## START Exercise input

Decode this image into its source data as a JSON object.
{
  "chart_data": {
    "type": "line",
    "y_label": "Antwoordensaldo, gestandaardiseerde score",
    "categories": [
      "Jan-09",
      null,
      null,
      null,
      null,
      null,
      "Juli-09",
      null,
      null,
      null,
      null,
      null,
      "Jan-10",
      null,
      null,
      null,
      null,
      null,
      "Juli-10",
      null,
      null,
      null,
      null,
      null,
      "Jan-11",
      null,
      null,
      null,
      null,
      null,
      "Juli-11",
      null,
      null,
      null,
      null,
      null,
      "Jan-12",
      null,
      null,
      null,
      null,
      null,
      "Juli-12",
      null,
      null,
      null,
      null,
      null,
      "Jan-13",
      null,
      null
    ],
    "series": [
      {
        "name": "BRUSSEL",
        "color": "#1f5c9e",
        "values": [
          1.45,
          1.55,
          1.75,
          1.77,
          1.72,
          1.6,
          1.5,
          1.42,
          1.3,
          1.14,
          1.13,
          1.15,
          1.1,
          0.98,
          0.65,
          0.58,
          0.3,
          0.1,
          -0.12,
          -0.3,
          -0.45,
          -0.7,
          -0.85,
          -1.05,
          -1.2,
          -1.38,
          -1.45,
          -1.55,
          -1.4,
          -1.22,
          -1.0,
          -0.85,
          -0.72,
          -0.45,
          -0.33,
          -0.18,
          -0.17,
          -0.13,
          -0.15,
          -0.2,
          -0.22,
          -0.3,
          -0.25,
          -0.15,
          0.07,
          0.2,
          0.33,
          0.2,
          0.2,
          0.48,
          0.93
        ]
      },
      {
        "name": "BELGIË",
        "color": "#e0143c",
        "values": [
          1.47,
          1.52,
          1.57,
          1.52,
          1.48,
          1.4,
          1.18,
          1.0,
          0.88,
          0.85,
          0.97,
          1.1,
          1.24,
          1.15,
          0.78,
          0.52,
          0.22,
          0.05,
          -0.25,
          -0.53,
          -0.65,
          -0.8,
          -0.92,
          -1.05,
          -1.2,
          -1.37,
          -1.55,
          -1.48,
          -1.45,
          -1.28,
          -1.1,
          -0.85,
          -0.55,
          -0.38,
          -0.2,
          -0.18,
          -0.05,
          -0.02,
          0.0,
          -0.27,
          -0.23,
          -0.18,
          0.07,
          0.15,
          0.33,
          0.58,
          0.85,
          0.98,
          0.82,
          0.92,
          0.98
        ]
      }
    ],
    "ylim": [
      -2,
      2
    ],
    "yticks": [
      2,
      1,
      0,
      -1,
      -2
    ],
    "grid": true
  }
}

## END Exercise input

▶ **Brief**
Copy the data above exactly. Every line must be included.

▶ **Written response**
Decode this image into its source data as a JSON object.
{
  "chart_data": {
    "type": "line",
    "y_label": "Antwoordensaldo, gestandaardiseerde score",
    "categories": [
      "Jan-09",
      null,
      null,
      null,
      null,
      null,
      "Juli-09",
      null,
      null,
      null,
      null,
      null,
      "Jan-10",
      null,
      null,
      null,
      null,
      null,
      "Juli-10",
      null,
      null,
      null,
      null,
      null,
      "Jan-11",
      null,
      null,
      null,
      null,
      null,
      "Juli-11",
      null,
      null,
      null,
      null,
      null,
      "Jan-12",
      null,
      null,
      null,
      null,
      null,
      "Juli-12",
      null,
      null,
      null,
      null,
      null,
      "Jan-13",
      null,
      null
    ],
    "series": [
      {
        "name": "BRUSSEL",
        "color": "#1f5c9e",
        "values": [
          1.45,
          1.55,
          1.75,
          1.77,
          1.72,
          1.6,
          1.5,
          1.42,
          1.3,
          1.14,
          1.13,
          1.15,
          1.1,
          0.98,
          0.65,
          0.58,
          0.3,
          0.1,
          -0.12,
          -0.3,
          -0.45,
          -0.7,
          -0.85,
          -1.05,
          -1.2,
          -1.38,
          -1.45,
          -1.55,
          -1.4,
          -1.22,
          -1.0,
          -0.85,
          -0.72,
          -0.45,
          -0.33,
          -0.18,
          -0.17,
          -0.13,
          -0.15,
          -0.2,
          -0.22,
          -0.3,
          -0.25,
          -0.15,
          0.07,
          0.2,
          0.33,
          0.2,
          0.2,
          0.48,
          0.93
        ]
      },
      {
        "name": "BELGIË",
        "color": "#e0143c",
        "values": [
          1.47,
          1.52,
          1.57,
          1.52,
          1.48,
          1.4,
          1.18,
          1.0,
          0.88,
          0.85,
          0.97,
          1.1,
          1.24,
          1.15,
          0.78,
          0.52,
          0.22,
          0.05,
          -0.25,
          -0.53,
          -0.65,
          -0.8,
          -0.92,
          -1.05,
          -1.2,
          -1.37,
          -1.55,
          -1.48,
          -1.45,
          -1.28,
          -1.1,
          -0.85,
          -0.55,
          -0.38,
          -0.2,
          -0.18,
          -0.05,
          -0.02,
          0.0,
          -0.27,
          -0.23,
          -0.18,
          0.07,
          0.15,
          0.33,
          0.58,
          0.85,
          0.98,
          0.82,
          0.92,
          0.98
        ]
      }
    ],
    "ylim": [
      -2,
      2
    ],
    "yticks": [
      2,
      1,
      0,
      -1,
      -2
    ],
    "grid": true
  }
}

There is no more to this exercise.